GIVEN TASK
Exactly reproduce each line of the listing that follows.

EXTRACTED ENTRIES
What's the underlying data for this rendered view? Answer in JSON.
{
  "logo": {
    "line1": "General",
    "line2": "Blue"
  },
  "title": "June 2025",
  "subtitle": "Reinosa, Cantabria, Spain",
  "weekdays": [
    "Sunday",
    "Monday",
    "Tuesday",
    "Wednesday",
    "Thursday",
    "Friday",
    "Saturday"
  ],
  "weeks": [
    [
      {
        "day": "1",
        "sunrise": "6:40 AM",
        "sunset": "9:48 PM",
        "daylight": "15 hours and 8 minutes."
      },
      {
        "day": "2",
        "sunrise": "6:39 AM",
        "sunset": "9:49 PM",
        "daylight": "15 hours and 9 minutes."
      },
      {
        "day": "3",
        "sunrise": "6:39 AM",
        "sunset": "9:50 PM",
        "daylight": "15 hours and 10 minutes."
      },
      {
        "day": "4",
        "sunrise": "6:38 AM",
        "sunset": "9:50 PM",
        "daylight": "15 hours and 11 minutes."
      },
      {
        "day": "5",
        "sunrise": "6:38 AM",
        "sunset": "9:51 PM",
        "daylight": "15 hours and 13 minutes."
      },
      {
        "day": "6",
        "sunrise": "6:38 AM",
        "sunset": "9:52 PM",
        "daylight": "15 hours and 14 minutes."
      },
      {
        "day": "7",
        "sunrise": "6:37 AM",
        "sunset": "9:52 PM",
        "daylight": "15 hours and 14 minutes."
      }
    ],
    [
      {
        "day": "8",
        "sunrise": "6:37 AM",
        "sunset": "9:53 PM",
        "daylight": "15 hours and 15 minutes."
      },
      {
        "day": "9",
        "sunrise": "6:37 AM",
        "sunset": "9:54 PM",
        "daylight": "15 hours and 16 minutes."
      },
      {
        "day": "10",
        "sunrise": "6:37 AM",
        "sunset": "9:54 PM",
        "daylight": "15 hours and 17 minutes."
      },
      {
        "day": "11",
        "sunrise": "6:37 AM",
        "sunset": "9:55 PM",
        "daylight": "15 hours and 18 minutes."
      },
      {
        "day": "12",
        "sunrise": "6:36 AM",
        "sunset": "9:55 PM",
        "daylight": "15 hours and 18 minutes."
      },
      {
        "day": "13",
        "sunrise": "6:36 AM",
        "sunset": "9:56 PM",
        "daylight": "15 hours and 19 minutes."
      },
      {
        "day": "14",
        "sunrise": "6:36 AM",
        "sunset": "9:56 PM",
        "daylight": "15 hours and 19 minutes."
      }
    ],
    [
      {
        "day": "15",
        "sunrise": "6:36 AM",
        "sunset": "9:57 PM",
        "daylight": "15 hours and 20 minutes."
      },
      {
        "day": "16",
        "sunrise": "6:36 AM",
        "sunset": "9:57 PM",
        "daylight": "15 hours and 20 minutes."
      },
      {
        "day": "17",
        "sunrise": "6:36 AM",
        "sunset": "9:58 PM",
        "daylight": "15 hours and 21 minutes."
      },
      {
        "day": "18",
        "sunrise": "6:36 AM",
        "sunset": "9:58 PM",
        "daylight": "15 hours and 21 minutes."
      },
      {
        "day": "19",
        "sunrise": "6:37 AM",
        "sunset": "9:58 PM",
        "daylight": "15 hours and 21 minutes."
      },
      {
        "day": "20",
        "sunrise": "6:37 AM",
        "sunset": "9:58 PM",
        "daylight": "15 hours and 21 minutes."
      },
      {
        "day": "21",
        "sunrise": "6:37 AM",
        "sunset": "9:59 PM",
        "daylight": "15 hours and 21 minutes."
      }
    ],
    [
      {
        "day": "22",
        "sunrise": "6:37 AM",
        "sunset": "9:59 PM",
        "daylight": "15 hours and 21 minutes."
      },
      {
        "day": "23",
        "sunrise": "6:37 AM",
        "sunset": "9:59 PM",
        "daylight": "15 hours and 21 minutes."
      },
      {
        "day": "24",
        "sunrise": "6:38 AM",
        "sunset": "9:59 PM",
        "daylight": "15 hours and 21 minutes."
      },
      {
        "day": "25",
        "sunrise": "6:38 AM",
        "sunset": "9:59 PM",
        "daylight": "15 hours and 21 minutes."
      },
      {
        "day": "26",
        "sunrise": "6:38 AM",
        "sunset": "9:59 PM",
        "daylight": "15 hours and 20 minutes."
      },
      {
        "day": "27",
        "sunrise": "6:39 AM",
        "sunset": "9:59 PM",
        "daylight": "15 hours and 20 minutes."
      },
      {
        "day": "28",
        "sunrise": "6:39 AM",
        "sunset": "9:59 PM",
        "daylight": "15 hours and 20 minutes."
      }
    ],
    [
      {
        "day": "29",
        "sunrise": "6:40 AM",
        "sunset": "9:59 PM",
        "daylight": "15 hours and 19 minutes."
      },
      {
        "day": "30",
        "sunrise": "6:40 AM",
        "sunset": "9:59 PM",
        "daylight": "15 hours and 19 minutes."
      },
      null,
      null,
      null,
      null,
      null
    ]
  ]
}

EXERCISE RESULT
What's the underlying data for this rendered view? Answer in JSON.
{
  "logo": {
    "line1": "General",
    "line2": "Blue"
  },
  "title": "June 2025",
  "subtitle": "Reinosa, Cantabria, Spain",
  "weekdays": [
    "Sunday",
    "Monday",
    "Tuesday",
    "Wednesday",
    "Thursday",
    "Friday",
    "Saturday"
  ],
  "weeks": [
    [
      {
        "day": "1",
        "sunrise": "6:40 AM",
        "sunset": "9:48 PM",
        "daylight": "15 hours and 8 minutes."
      },
      {
        "day": "2",
        "sunrise": "6:39 AM",
        "sunset": "9:49 PM",
        "daylight": "15 hours and 9 minutes."
      },
      {
        "day": "3",
        "sunrise": "6:39 AM",
        "sunset": "9:50 PM",
        "daylight": "15 hours and 10 minutes."
      },
      {
        "day": "4",
        "sunrise": "6:38 AM",
        "sunset": "9:50 PM",
        "daylight": "15 hours and 11 minutes."
      },
      {
        "day": "5",
        "sunrise": "6:38 AM",
        "sunset": "9:51 PM",
        "daylight": "15 hours and 13 minutes."
      },
      {
        "day": "6",
        "sunrise": "6:38 AM",
        "sunset": "9:52 PM",
        "daylight": "15 hours and 14 minutes."
      },
      {
        "day": "7",
        "sunrise": "6:37 AM",
        "sunset": "9:52 PM",
        "daylight": "15 hours and 14 minutes."
      }
    ],
    [
      {
        "day": "8",
        "sunrise": "6:37 AM",
        "sunset": "9:53 PM",
        "daylight": "15 hours and 15 minutes."
      },
      {
        "day": "9",
        "sunrise": "6:37 AM",
        "sunset": "9:54 PM",
        "daylight": "15 hours and 16 minutes."
      },
      {
        "day": "10",
        "sunrise": "6:37 AM",
        "sunset": "9:54 PM",
        "daylight": "15 hours and 17 minutes."
      },
      {
        "day": "11",
        "sunrise": "6:37 AM",
        "sunset": "9:55 PM",
        "daylight": "15 hours and 18 minutes."
      },
      {
        "day": "12",
        "sunrise": "6:36 AM",
        "sunset": "9:55 PM",
        "daylight": "15 hours and 18 minutes."
      },
      {
        "day": "13",
        "sunrise": "6:36 AM",
        "sunset": "9:56 PM",
        "daylight": "15 hours and 19 minutes."
      },
      {
        "day": "14",
        "sunrise": "6:36 AM",
        "sunset": "9:56 PM",
        "daylight": "15 hours and 19 minutes."
      }
    ],
    [
      {
        "day": "15",
        "sunrise": "6:36 AM",
        "sunset": "9:57 PM",
        "daylight": "15 hours and 20 minutes."
      },
      {
        "day": "16",
        "sunrise": "6:36 AM",
        "sunset": "9:57 PM",
        "daylight": "15 hours and 20 minutes."
      },
      {
        "day": "17",
        "sunrise": "6:36 AM",
        "sunset": "9:58 PM",
        "daylight": "15 hours and 21 minutes."
      },
      {
        "day": "18",
        "sunrise": "6:36 AM",
        "sunset": "9:58 PM",
        "daylight": "15 hours and 21 minutes."
      },
      {
        "day": "19",
        "sunrise": "6:37 AM",
        "sunset": "9:58 PM",
        "daylight": "15 hours and 21 minutes."
      },
      {
        "day": "20",
        "sunrise": "6:37 AM",
        "sunset": "9:58 PM",
        "daylight": "15 hours and 21 minutes."
      },
      {
        "day": "21",
        "sunrise": "6:37 AM",
        "sunset": "9:59 PM",
        "daylight": "15 hours and 21 minutes."
      }
    ],
    [
      {
        "day": "22",
        "sunrise": "6:37 AM",
        "sunset": "9:59 PM",
        "daylight": "15 hours and 21 minutes."
      },
      {
        "day": "23",
        "sunrise": "6:37 AM",
        "sunset": "9:59 PM",
        "daylight": "15 hours and 21 minutes."
      },
      {
        "day": "24",
        "sunrise": "6:38 AM",
        "sunset": "9:59 PM",
        "daylight": "15 hours and 21 minutes."
      },
      {
        "day": "25",
        "sunrise": "6:38 AM",
        "sunset": "9:59 PM",
        "daylight": "15 hours and 21 minutes."
      },
      {
        "day": "26",
        "sunrise": "6:38 AM",
        "sunset": "9:59 PM",
        "daylight": "15 hours and 20 minutes."
      },
      {
        "day": "27",
        "sunrise": "6:39 AM",
        "sunset": "9:59 PM",
        "daylight": "15 hours and 20 minutes."
      },
      {
        "day": "28",
        "sunrise": "6:39 AM",
        "sunset": "9:59 PM",
        "daylight": "15 hours and 20 minutes."
      }
    ],
    [
      {
        "day": "29",
        "sunrise": "6:40 AM",
        "sunset": "9:59 PM",
        "daylight": "15 hours and 19 minutes."
      },
      {
        "day": "30",
        "sunrise": "6:40 AM",
        "sunset": "9:59 PM",
        "daylight": "15 hours and 19 minutes."
      },
      null,
      null,
      null,
      null,
      null
    ]
  ]
}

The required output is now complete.